*** Listed entries
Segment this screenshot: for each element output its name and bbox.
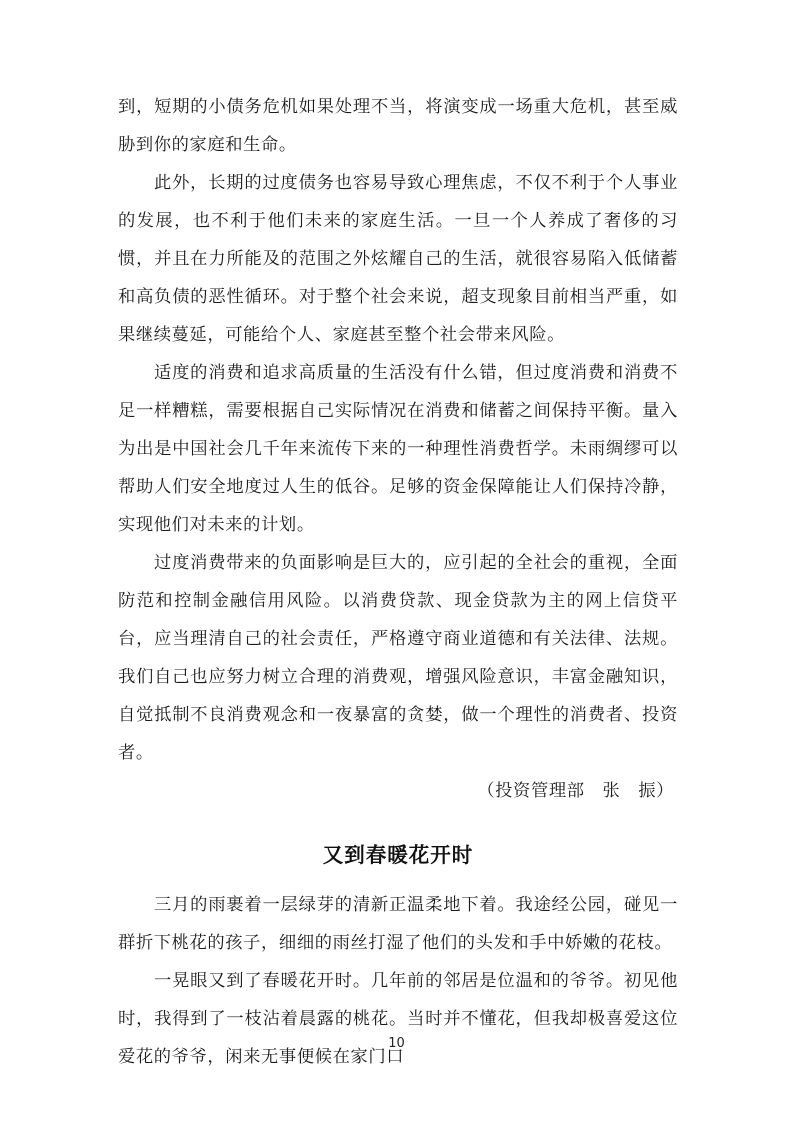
section-paragraph-1: 三月的雨裹着一层绿芽的清新正温柔地下着。我途经公园，碰见一群折下桃花的孩子，细细的雨丝打湿了他们的头发和手中娇嫩的花枝。: [118, 895, 678, 953]
section-title: 又到春暖花开时: [322, 843, 474, 867]
body-paragraph-2: 此外，长期的过度债务也容易导致心理焦虑，不仅不利于个人事业的发展，也不利于他们未来的家庭生活。一旦一个人养成了奢侈的习惯，并且在力所能及的范围之外炫耀自己的生活，就很容易陷入低储蓄和高负债的恶性循环。对于整个社会来说，超支现象目前相当严重，如果继续蔓延，可能给个人、家庭甚至整个社会带来风险。: [118, 173, 678, 345]
author-signature: （投资管理部 张 振）: [477, 781, 674, 801]
page-number: 10: [388, 1036, 405, 1051]
page-content: [118, 88, 678, 1076]
body-paragraph-4: 过度消费带来的负面影响是巨大的，应引起的全社会的重视，全面防范和控制金融信用风险。以消费贷款、现金贷款为主的网上信贷平台，应当理清自己的社会责任，严格遵守商业道德和有关法律、法规。我们自己也应努力树立合理的消费观，增强风险意识，丰富金融知识，自觉抵制不良消费观念和一夜暴富的贪婪，做一个理性的消费者、投资者。: [118, 553, 678, 763]
body-paragraph-3: 适度的消费和追求高质量的生活没有什么错，但过度消费和消费不足一样糟糕，需要根据自己实际情况在消费和储蓄之间保持平衡。量入为出是中国社会几千年来流传下来的一种理性消费哲学。未雨绸缪可以帮助人们安全地度过人生的低谷。足够的资金保障能让人们保持冷静，实现他们对未来的计划。: [118, 363, 678, 535]
section-paragraph-2: 一晃眼又到了春暖花开时。几年前的邻居是位温和的爷爷。初见他时，我得到了一枝沾着晨露的桃花。当时并不懂花，但我却极喜爱这位爱花的爷爷，闲来无事便候在家门口: [118, 971, 678, 1067]
body-paragraph-1: 到，短期的小债务危机如果处理不当，将演变成一场重大危机，甚至威胁到你的家庭和生命。: [118, 97, 678, 155]
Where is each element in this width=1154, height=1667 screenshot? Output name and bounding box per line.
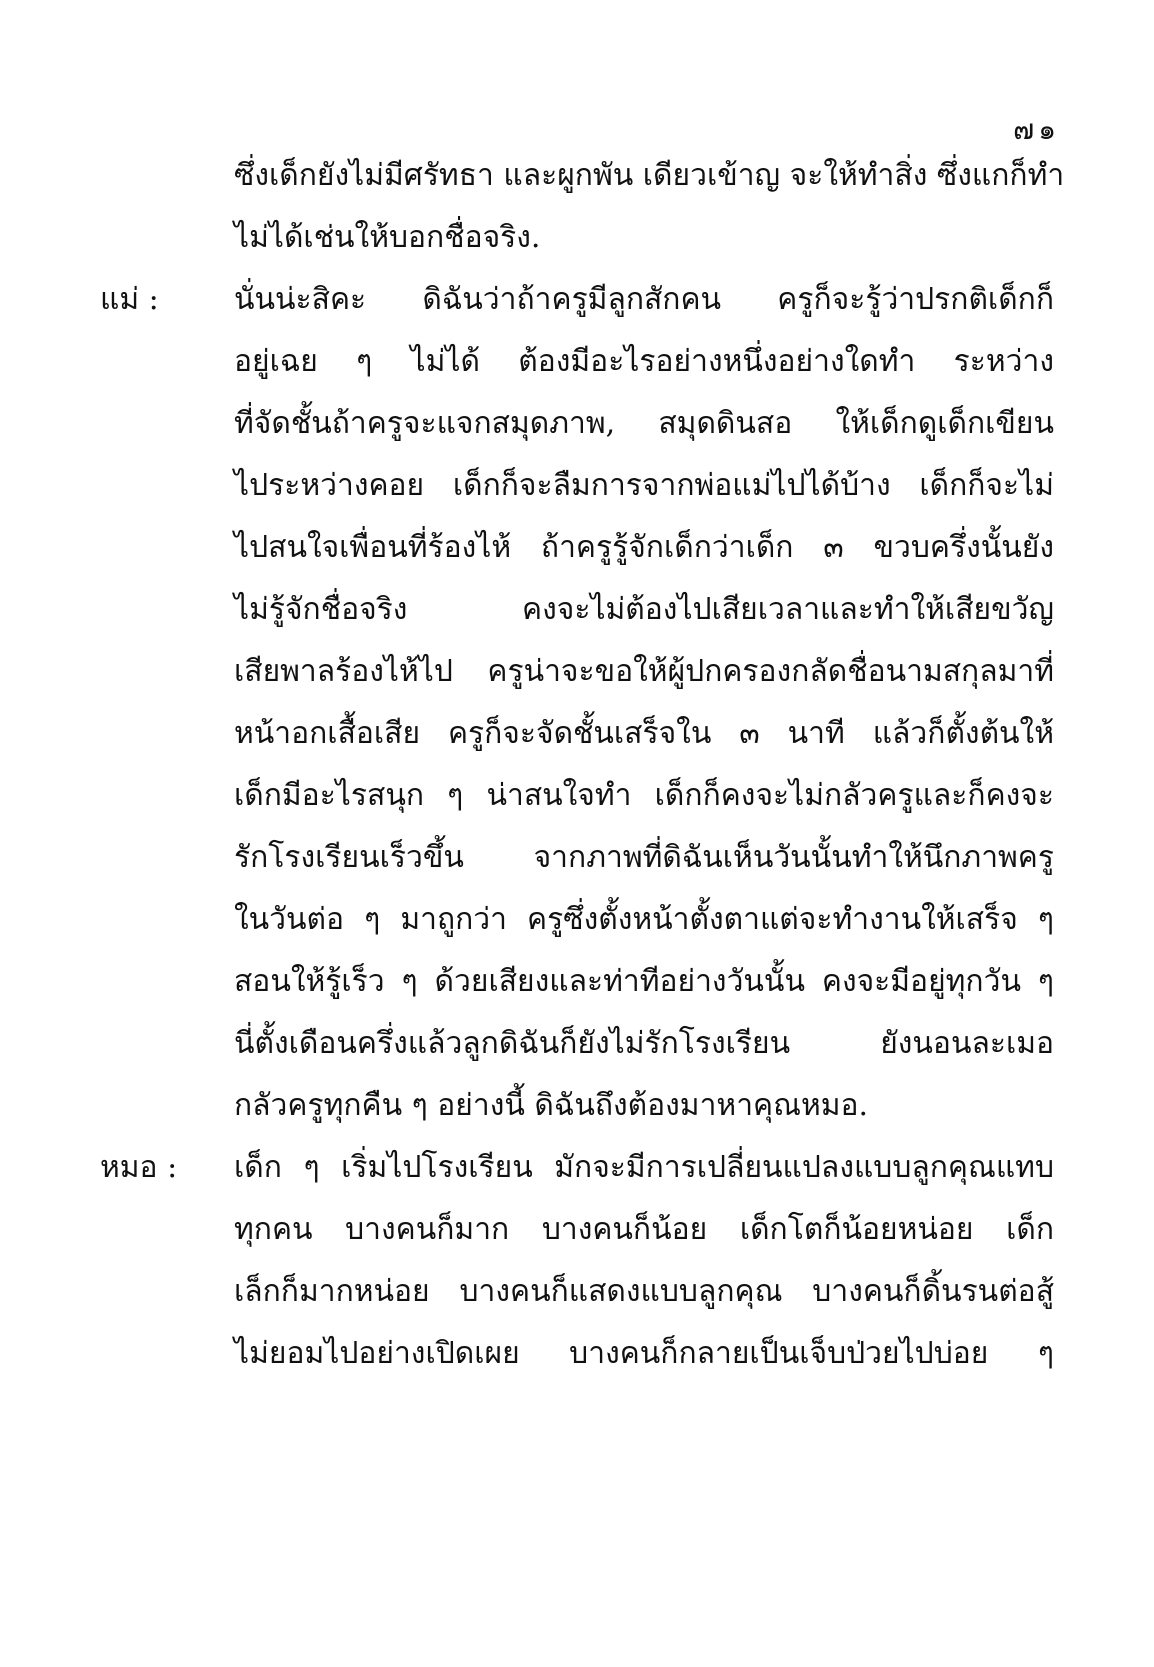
text-line: อยู่เฉย ๆ ไม่ได้ ต้องมีอะไรอย่างหนึ่งอย่างใดทำ ระหว่าง	[234, 344, 1054, 379]
text-line: ไปสนใจเพื่อนที่ร้องไห้ ถ้าครูรู้จักเด็กว่าเด็ก ๓ ขวบครึ่งนั้นยัง	[234, 530, 1054, 565]
text-line: ไม่รู้จักชื่อจริง คงจะไม่ต้องไปเสียเวลาและทำให้เสียขวัญ	[234, 592, 1054, 627]
text-line: ไประหว่างคอย เด็กก็จะลืมการจากพ่อแม่ไปได้บ้าง เด็กก็จะไม่	[234, 468, 1054, 503]
text-line: กลัวครูทุกคืน ๆ อย่างนี้ ดิฉันถึงต้องมาหาคุณหมอ.	[234, 1088, 869, 1123]
text-line: ไม่ได้เช่นให้บอกชื่อจริง.	[234, 220, 541, 255]
text-line: ที่จัดชั้นถ้าครูจะแจกสมุดภาพ, สมุดดินสอ ให้เด็กดูเด็กเขียน	[234, 406, 1054, 441]
text-line: สอนให้รู้เร็ว ๆ ด้วยเสียงและท่าทีอย่างวันนั้น คงจะมีอยู่ทุกวัน ๆ	[234, 964, 1054, 999]
text-line: นี่ตั้งเดือนครึ่งแล้วลูกดิฉันก็ยังไม่รักโรงเรียน ยังนอนละเมอ	[234, 1026, 1054, 1061]
text-line: หน้าอกเสื้อเสีย ครูก็จะจัดชั้นเสร็จใน ๓ นาที แล้วก็ตั้งต้นให้	[234, 716, 1054, 751]
text-line: รักโรงเรียนเร็วขึ้น จากภาพที่ดิฉันเห็นวันนั้นทำให้นึกภาพครู	[234, 840, 1054, 875]
text-line: นั่นน่ะสิคะ ดิฉันว่าถ้าครูมีลูกสักคน ครูก็จะรู้ว่าปรกติเด็กก็	[234, 282, 1054, 317]
text-line: ในวันต่อ ๆ มาถูกว่า ครูซึ่งตั้งหน้าตั้งตาแต่จะทำงานให้เสร็จ ๆ	[234, 902, 1054, 937]
text-line: เล็กก็มากหน่อย บางคนก็แสดงแบบลูกคุณ บางคนก็ดิ้นรนต่อสู้	[234, 1274, 1054, 1309]
speaker-label-doctor: หมอ :	[100, 1150, 178, 1185]
text-line: ไม่ยอมไปอย่างเปิดเผย บางคนก็กลายเป็นเจ็บป่วยไปบ่อย ๆ	[234, 1336, 1054, 1371]
speaker-label-mother: แม่ :	[100, 282, 159, 317]
text-line: ทุกคน บางคนก็มาก บางคนก็น้อย เด็กโตก็น้อยหน่อย เด็ก	[234, 1212, 1054, 1247]
text-line: ซึ่งเด็กยังไม่มีศรัทธา และผูกพัน เดียวเข้าญ จะให้ทำสิ่ง ซึ่งแกก็ทำ	[234, 158, 1065, 193]
page-number: ๗๑	[1013, 113, 1060, 146]
text-line: เสียพาลร้องไห้ไป ครูน่าจะขอให้ผู้ปกครองกลัดชื่อนามสกุลมาที่	[234, 654, 1054, 689]
text-line: เด็กมีอะไรสนุก ๆ น่าสนใจทำ เด็กก็คงจะไม่กลัวครูและก็คงจะ	[234, 778, 1054, 813]
text-line: เด็ก ๆ เริ่มไปโรงเรียน มักจะมีการเปลี่ยนแปลงแบบลูกคุณแทบ	[234, 1150, 1054, 1185]
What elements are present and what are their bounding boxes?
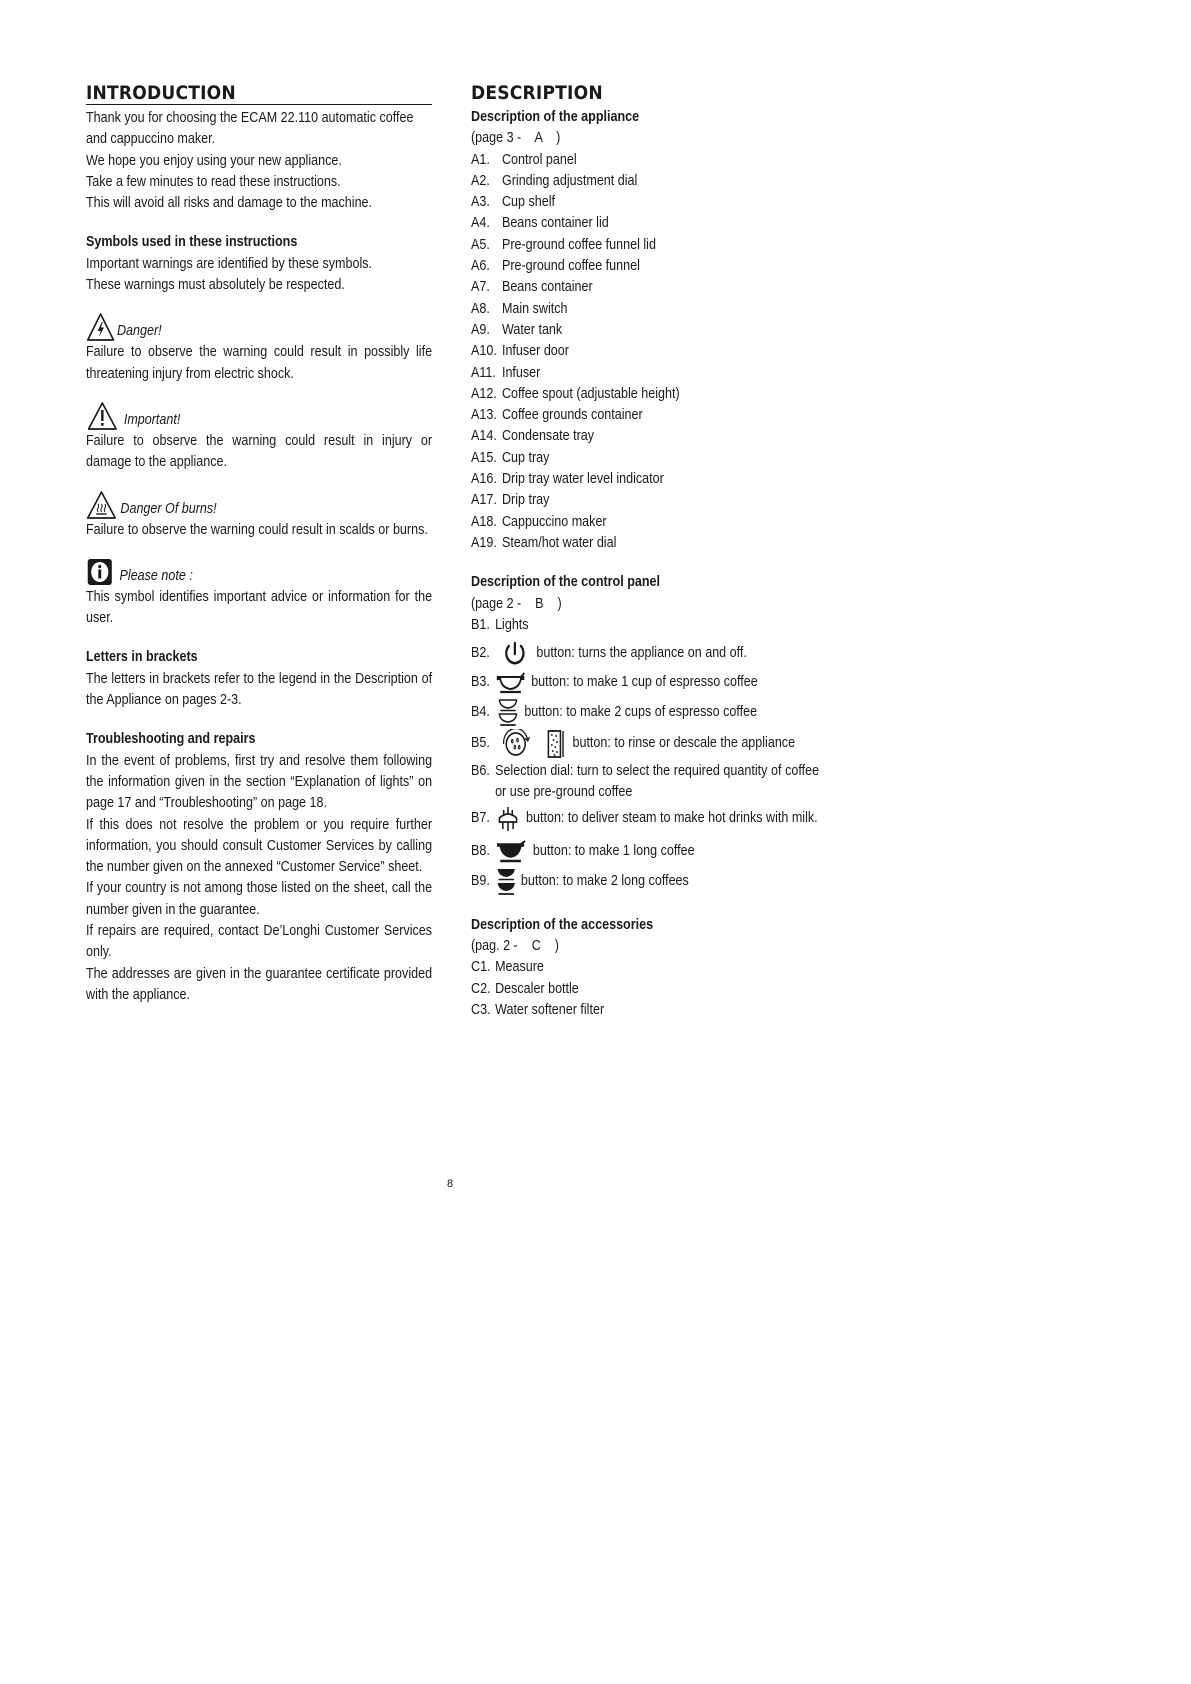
******
Pull out each line of the data above that contains the string "section". Case matters.

- Answer below
section-paragraph-1: 三月的雨裹着一层绿芽的清新正温柔地下着。我途经公园，碰见一群折下桃花的孩子，细细的雨丝打湿了他们的头发和手中娇嫩的花枝。: [118, 895, 678, 953]
section-title: 又到春暖花开时: [322, 843, 474, 867]
section-paragraph-2: 一晃眼又到了春暖花开时。几年前的邻居是位温和的爷爷。初见他时，我得到了一枝沾着晨露的桃花。当时并不懂花，但我却极喜爱这位爱花的爷爷，闲来无事便候在家门口: [118, 971, 678, 1067]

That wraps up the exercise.